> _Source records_
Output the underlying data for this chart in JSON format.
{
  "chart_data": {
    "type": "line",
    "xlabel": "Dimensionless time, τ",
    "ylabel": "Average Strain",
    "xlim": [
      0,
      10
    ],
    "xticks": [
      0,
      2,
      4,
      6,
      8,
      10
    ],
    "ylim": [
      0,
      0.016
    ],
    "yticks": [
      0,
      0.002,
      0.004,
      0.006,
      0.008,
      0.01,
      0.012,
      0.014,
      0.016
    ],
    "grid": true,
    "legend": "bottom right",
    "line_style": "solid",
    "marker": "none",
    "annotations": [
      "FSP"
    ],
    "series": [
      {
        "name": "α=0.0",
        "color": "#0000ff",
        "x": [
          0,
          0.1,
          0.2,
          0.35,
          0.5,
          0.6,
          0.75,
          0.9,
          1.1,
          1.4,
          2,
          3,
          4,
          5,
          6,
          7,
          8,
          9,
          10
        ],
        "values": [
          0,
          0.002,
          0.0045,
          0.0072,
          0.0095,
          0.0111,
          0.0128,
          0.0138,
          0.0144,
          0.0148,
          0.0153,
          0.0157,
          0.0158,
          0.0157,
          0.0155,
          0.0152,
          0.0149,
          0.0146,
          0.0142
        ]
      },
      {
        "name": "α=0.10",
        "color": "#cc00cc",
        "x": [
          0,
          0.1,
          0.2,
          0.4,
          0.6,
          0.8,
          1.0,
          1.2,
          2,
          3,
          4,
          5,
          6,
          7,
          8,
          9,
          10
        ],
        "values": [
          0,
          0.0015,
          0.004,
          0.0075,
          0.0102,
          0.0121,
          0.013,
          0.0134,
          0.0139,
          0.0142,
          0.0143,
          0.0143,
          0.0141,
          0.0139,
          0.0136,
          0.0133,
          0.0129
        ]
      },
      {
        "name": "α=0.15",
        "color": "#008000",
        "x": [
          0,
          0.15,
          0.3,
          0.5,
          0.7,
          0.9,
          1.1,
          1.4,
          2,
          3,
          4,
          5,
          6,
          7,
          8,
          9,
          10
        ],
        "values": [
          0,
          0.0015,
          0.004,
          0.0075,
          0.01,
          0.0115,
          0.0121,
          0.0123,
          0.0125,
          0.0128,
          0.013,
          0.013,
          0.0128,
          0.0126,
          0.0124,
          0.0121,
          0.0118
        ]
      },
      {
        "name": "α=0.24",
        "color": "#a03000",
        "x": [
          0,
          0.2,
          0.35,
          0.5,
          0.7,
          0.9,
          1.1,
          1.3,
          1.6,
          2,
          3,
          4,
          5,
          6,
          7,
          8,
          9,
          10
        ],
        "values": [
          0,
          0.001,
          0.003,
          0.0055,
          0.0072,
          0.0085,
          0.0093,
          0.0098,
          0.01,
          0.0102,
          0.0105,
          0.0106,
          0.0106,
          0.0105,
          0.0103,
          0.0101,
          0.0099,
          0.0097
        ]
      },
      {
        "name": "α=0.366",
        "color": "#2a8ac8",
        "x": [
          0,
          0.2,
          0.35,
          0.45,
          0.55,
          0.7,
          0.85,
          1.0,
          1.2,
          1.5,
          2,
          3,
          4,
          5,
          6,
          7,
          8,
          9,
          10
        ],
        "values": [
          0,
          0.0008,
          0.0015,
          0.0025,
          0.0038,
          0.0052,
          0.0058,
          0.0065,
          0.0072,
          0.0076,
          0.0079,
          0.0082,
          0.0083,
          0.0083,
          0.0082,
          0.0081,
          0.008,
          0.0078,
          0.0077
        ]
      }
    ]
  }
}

> _Task_
Every line of the data above should be reproduced word for word.

> _Solution_
Output the underlying data for this chart in JSON format.
{
  "chart_data": {
    "type": "line",
    "xlabel": "Dimensionless time, τ",
    "ylabel": "Average Strain",
    "xlim": [
      0,
      10
    ],
    "xticks": [
      0,
      2,
      4,
      6,
      8,
      10
    ],
    "ylim": [
      0,
      0.016
    ],
    "yticks": [
      0,
      0.002,
      0.004,
      0.006,
      0.008,
      0.01,
      0.012,
      0.014,
      0.016
    ],
    "grid": true,
    "legend": "bottom right",
    "line_style": "solid",
    "marker": "none",
    "annotations": [
      "FSP"
    ],
    "series": [
      {
        "name": "α=0.0",
        "color": "#0000ff",
        "x": [
          0,
          0.1,
          0.2,
          0.35,
          0.5,
          0.6,
          0.75,
          0.9,
          1.1,
          1.4,
          2,
          3,
          4,
          5,
          6,
          7,
          8,
          9,
          10
        ],
        "values": [
          0,
          0.002,
          0.0045,
          0.0072,
          0.0095,
          0.0111,
          0.0128,
          0.0138,
          0.0144,
          0.0148,
          0.0153,
          0.0157,
          0.0158,
          0.0157,
          0.0155,
          0.0152,
          0.0149,
          0.0146,
          0.0142
        ]
      },
      {
        "name": "α=0.10",
        "color": "#cc00cc",
        "x": [
          0,
          0.1,
          0.2,
          0.4,
          0.6,
          0.8,
          1.0,
          1.2,
          2,
          3,
          4,
          5,
          6,
          7,
          8,
          9,
          10
        ],
        "values": [
          0,
          0.0015,
          0.004,
          0.0075,
          0.0102,
          0.0121,
          0.013,
          0.0134,
          0.0139,
          0.0142,
          0.0143,
          0.0143,
          0.0141,
          0.0139,
          0.0136,
          0.0133,
          0.0129
        ]
      },
      {
        "name": "α=0.15",
        "color": "#008000",
        "x": [
          0,
          0.15,
          0.3,
          0.5,
          0.7,
          0.9,
          1.1,
          1.4,
          2,
          3,
          4,
          5,
          6,
          7,
          8,
          9,
          10
        ],
        "values": [
          0,
          0.0015,
          0.004,
          0.0075,
          0.01,
          0.0115,
          0.0121,
          0.0123,
          0.0125,
          0.0128,
          0.013,
          0.013,
          0.0128,
          0.0126,
          0.0124,
          0.0121,
          0.0118
        ]
      },
      {
        "name": "α=0.24",
        "color": "#a03000",
        "x": [
          0,
          0.2,
          0.35,
          0.5,
          0.7,
          0.9,
          1.1,
          1.3,
          1.6,
          2,
          3,
          4,
          5,
          6,
          7,
          8,
          9,
          10
        ],
        "values": [
          0,
          0.001,
          0.003,
          0.0055,
          0.0072,
          0.0085,
          0.0093,
          0.0098,
          0.01,
          0.0102,
          0.0105,
          0.0106,
          0.0106,
          0.0105,
          0.0103,
          0.0101,
          0.0099,
          0.0097
        ]
      },
      {
        "name": "α=0.366",
        "color": "#2a8ac8",
        "x": [
          0,
          0.2,
          0.35,
          0.45,
          0.55,
          0.7,
          0.85,
          1.0,
          1.2,
          1.5,
          2,
          3,
          4,
          5,
          6,
          7,
          8,
          9,
          10
        ],
        "values": [
          0,
          0.0008,
          0.0015,
          0.0025,
          0.0038,
          0.0052,
          0.0058,
          0.0065,
          0.0072,
          0.0076,
          0.0079,
          0.0082,
          0.0083,
          0.0083,
          0.0082,
          0.0081,
          0.008,
          0.0078,
          0.0077
        ]
      }
    ]
  }
}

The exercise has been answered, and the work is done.